Task brief. Your task is to repeat all of the material exactly.

--- start of Data for processing ---

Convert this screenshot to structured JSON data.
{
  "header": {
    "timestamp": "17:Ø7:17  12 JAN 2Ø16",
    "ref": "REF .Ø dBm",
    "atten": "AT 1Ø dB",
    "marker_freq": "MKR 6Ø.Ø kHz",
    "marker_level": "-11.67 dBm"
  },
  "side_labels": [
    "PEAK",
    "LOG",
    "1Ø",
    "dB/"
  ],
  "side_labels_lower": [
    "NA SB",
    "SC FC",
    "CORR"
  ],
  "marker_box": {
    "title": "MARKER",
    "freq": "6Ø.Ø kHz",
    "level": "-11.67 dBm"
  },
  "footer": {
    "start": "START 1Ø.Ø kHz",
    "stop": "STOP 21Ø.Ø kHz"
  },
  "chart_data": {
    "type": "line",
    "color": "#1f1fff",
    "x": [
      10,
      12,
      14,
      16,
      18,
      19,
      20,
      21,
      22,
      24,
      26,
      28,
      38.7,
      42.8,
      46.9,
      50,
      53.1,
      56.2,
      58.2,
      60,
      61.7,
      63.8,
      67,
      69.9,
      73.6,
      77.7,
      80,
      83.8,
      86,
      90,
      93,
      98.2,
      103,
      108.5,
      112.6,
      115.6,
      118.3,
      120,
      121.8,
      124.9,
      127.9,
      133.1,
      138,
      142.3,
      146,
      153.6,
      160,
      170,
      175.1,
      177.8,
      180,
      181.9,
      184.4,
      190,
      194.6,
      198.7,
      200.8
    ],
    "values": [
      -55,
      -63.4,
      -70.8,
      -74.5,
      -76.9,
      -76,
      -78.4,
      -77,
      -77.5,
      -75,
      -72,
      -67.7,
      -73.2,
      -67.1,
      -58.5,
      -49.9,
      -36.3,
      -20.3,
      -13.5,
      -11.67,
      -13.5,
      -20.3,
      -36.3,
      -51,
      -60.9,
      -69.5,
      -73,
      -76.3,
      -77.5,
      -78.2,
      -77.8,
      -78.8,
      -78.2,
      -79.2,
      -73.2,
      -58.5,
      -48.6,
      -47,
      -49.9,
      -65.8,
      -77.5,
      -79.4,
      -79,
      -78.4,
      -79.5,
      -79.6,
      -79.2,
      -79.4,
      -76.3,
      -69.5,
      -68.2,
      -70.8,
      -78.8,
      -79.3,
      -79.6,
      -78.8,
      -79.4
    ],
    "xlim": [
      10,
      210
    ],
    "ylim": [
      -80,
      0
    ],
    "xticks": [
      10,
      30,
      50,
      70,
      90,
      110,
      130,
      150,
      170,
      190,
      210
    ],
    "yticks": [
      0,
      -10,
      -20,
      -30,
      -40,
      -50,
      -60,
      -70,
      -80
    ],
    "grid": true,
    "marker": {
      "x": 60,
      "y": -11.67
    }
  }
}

--- end of Data for processing ---

Written solution.
Convert this screenshot to structured JSON data.
{
  "header": {
    "timestamp": "17:Ø7:17  12 JAN 2Ø16",
    "ref": "REF .Ø dBm",
    "atten": "AT 1Ø dB",
    "marker_freq": "MKR 6Ø.Ø kHz",
    "marker_level": "-11.67 dBm"
  },
  "side_labels": [
    "PEAK",
    "LOG",
    "1Ø",
    "dB/"
  ],
  "side_labels_lower": [
    "NA SB",
    "SC FC",
    "CORR"
  ],
  "marker_box": {
    "title": "MARKER",
    "freq": "6Ø.Ø kHz",
    "level": "-11.67 dBm"
  },
  "footer": {
    "start": "START 1Ø.Ø kHz",
    "stop": "STOP 21Ø.Ø kHz"
  },
  "chart_data": {
    "type": "line",
    "color": "#1f1fff",
    "x": [
      10,
      12,
      14,
      16,
      18,
      19,
      20,
      21,
      22,
      24,
      26,
      28,
      38.7,
      42.8,
      46.9,
      50,
      53.1,
      56.2,
      58.2,
      60,
      61.7,
      63.8,
      67,
      69.9,
      73.6,
      77.7,
      80,
      83.8,
      86,
      90,
      93,
      98.2,
      103,
      108.5,
      112.6,
      115.6,
      118.3,
      120,
      121.8,
      124.9,
      127.9,
      133.1,
      138,
      142.3,
      146,
      153.6,
      160,
      170,
      175.1,
      177.8,
      180,
      181.9,
      184.4,
      190,
      194.6,
      198.7,
      200.8
    ],
    "values": [
      -55,
      -63.4,
      -70.8,
      -74.5,
      -76.9,
      -76,
      -78.4,
      -77,
      -77.5,
      -75,
      -72,
      -67.7,
      -73.2,
      -67.1,
      -58.5,
      -49.9,
      -36.3,
      -20.3,
      -13.5,
      -11.67,
      -13.5,
      -20.3,
      -36.3,
      -51,
      -60.9,
      -69.5,
      -73,
      -76.3,
      -77.5,
      -78.2,
      -77.8,
      -78.8,
      -78.2,
      -79.2,
      -73.2,
      -58.5,
      -48.6,
      -47,
      -49.9,
      -65.8,
      -77.5,
      -79.4,
      -79,
      -78.4,
      -79.5,
      -79.6,
      -79.2,
      -79.4,
      -76.3,
      -69.5,
      -68.2,
      -70.8,
      -78.8,
      -79.3,
      -79.6,
      -78.8,
      -79.4
    ],
    "xlim": [
      10,
      210
    ],
    "ylim": [
      -80,
      0
    ],
    "xticks": [
      10,
      30,
      50,
      70,
      90,
      110,
      130,
      150,
      170,
      190,
      210
    ],
    "yticks": [
      0,
      -10,
      -20,
      -30,
      -40,
      -50,
      -60,
      -70,
      -80
    ],
    "grid": true,
    "marker": {
      "x": 60,
      "y": -11.67
    }
  }
}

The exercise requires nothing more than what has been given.